RECORDS FOR PROCESSING
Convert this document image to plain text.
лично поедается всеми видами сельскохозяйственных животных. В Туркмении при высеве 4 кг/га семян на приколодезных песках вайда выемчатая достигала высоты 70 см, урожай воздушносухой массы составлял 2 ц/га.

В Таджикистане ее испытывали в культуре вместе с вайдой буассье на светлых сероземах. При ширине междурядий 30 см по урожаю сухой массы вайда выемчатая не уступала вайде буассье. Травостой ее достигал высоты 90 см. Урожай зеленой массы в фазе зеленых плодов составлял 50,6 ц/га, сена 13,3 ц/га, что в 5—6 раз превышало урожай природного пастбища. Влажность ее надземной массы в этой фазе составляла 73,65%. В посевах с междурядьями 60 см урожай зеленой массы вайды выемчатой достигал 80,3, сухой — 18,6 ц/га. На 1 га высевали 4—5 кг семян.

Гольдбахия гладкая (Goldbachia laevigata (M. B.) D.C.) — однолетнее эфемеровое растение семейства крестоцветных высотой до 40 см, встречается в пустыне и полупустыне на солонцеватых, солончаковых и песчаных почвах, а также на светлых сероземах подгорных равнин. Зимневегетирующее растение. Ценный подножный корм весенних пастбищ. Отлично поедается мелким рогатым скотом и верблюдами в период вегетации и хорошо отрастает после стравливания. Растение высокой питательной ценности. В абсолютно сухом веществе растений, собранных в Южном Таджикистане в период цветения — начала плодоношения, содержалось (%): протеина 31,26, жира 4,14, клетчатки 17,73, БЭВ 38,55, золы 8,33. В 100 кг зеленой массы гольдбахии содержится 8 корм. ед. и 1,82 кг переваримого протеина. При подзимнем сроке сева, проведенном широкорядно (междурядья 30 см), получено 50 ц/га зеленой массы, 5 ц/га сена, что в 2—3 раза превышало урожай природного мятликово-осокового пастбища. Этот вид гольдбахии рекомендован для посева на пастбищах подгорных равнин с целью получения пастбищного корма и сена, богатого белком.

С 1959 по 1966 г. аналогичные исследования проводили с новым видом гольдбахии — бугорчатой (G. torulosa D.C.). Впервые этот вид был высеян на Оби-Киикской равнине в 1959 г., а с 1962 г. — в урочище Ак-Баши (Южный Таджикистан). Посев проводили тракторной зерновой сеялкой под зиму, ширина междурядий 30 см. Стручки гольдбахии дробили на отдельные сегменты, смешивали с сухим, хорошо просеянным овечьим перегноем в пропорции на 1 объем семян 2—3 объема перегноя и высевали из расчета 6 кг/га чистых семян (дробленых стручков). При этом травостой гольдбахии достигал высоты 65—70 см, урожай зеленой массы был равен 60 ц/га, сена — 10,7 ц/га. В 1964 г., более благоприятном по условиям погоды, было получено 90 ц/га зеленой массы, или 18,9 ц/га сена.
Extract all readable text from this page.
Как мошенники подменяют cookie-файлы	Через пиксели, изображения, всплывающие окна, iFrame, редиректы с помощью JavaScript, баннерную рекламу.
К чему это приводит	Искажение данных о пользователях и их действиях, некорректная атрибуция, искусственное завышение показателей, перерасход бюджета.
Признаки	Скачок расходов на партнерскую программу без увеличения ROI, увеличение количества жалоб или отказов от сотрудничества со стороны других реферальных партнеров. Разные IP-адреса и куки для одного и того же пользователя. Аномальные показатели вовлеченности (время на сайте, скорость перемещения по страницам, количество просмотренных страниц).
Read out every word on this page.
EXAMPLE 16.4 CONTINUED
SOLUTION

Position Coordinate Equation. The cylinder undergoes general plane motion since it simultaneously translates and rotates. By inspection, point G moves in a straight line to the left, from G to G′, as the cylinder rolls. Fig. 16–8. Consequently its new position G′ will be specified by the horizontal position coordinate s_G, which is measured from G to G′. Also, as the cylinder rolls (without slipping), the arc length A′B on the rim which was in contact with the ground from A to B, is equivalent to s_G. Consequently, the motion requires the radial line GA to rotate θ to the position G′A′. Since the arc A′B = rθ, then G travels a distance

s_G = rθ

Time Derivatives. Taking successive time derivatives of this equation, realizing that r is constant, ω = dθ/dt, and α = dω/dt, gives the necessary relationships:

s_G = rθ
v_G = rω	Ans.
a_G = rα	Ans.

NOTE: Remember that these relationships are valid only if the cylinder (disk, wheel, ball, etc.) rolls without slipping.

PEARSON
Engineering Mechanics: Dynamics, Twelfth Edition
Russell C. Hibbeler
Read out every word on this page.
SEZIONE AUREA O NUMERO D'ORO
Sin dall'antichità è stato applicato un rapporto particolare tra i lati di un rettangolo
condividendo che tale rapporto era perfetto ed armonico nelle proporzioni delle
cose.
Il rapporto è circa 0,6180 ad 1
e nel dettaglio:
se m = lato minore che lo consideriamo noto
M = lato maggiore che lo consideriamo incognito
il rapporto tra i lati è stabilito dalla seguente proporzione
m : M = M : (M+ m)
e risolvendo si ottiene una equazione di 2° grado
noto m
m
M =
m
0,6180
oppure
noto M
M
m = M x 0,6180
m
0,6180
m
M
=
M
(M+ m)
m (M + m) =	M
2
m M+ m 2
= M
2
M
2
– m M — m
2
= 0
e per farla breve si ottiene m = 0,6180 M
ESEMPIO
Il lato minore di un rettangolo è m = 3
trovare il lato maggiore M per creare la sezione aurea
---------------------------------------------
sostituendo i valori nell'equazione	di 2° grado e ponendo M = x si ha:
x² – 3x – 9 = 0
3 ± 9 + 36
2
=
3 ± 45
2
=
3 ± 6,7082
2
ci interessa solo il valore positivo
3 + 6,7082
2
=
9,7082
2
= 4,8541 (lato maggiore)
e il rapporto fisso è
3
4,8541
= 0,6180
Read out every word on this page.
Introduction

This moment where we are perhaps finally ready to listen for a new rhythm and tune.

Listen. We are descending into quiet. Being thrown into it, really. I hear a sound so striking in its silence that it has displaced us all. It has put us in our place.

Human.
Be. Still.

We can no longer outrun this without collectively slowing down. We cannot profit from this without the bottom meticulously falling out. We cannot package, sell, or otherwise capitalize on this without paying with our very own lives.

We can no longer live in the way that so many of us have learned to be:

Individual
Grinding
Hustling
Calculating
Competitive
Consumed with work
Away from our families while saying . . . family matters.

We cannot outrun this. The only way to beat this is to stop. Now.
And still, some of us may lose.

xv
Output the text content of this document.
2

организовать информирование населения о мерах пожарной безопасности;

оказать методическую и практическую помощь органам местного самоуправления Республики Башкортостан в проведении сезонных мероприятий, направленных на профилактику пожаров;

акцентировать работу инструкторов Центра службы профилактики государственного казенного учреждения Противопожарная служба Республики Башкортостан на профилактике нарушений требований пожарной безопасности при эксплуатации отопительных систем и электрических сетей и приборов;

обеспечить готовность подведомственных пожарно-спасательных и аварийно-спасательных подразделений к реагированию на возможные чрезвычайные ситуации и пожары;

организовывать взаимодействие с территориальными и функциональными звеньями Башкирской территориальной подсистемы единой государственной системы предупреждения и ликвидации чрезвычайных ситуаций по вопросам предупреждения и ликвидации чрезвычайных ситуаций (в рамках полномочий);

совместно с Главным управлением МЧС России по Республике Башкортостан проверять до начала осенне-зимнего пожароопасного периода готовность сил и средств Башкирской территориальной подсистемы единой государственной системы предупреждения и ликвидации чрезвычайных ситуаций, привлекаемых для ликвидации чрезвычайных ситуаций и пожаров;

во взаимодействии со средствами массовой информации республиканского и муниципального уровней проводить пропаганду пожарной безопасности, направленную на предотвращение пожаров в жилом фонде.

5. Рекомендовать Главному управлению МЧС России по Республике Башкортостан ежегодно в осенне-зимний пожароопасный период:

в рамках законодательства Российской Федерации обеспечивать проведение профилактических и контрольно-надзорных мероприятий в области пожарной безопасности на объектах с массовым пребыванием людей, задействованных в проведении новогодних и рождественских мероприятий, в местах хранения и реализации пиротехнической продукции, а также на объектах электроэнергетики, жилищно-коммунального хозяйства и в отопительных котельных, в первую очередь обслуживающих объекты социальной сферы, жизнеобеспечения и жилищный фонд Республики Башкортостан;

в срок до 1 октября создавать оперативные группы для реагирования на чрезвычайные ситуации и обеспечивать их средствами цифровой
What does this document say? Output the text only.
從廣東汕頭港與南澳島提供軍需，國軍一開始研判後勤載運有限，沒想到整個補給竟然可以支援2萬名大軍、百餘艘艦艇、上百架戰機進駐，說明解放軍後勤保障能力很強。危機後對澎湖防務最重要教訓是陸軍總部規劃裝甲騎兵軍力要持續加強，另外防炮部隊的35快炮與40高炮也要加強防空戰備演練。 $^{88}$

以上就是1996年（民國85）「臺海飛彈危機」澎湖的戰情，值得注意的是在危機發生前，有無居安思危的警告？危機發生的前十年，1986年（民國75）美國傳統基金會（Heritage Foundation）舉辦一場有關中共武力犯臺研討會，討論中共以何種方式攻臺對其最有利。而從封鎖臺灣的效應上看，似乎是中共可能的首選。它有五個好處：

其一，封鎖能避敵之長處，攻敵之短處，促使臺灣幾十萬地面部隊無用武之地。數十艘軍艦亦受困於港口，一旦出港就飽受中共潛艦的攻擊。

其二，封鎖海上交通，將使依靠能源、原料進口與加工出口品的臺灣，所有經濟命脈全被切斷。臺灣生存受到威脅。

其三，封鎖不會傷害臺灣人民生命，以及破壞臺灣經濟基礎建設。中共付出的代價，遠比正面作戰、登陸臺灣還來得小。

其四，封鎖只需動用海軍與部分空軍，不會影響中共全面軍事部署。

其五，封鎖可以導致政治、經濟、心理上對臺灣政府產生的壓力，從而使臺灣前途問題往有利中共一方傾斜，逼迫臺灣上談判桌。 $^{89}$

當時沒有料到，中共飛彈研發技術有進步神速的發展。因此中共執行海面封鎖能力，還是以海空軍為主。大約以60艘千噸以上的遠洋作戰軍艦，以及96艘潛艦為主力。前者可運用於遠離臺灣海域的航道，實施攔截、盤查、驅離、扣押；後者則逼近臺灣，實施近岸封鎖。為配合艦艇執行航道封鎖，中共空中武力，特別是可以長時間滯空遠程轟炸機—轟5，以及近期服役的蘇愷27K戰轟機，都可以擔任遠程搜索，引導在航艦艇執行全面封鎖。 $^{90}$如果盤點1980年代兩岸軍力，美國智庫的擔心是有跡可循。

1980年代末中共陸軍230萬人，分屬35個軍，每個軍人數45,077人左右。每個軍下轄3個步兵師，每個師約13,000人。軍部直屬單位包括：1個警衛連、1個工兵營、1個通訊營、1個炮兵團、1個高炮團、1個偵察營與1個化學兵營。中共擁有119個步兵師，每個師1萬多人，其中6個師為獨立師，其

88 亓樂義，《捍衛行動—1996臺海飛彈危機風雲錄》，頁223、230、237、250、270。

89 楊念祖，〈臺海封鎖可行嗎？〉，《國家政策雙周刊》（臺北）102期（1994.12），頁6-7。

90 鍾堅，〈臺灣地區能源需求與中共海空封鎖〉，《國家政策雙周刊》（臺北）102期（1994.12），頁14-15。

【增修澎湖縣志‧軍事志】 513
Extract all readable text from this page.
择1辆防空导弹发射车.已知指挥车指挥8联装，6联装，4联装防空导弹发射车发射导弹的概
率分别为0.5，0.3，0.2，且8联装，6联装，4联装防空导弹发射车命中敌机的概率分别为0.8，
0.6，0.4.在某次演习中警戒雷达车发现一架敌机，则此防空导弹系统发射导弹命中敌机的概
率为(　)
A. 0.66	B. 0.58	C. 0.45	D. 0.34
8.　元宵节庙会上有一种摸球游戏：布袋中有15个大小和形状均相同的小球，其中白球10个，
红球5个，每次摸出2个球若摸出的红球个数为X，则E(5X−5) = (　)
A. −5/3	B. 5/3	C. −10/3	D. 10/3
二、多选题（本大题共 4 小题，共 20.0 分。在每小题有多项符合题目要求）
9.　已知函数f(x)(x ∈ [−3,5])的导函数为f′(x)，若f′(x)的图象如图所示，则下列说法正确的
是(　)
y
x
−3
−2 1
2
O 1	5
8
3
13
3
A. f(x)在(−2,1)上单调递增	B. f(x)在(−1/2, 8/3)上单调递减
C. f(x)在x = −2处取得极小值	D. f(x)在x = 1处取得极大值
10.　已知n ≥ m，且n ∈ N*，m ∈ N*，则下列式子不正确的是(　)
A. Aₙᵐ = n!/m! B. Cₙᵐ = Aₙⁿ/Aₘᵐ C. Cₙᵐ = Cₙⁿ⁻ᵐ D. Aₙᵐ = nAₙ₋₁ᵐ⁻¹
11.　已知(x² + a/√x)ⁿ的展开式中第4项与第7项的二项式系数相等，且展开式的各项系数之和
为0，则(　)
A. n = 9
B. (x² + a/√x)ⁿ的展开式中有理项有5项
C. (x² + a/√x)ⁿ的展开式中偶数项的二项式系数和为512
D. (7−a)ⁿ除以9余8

TASK STATEMENT
Extract each line from the entries above that contains the string "longer".

IN RESPONSE
We can no longer outrun this without collectively slowing down. We cannot profit from this without the bottom meticulously falling out. We cannot package, sell, or otherwise capitalize on this without paying with our very own lives.
We can no longer live in the way that so many of us have learned to be:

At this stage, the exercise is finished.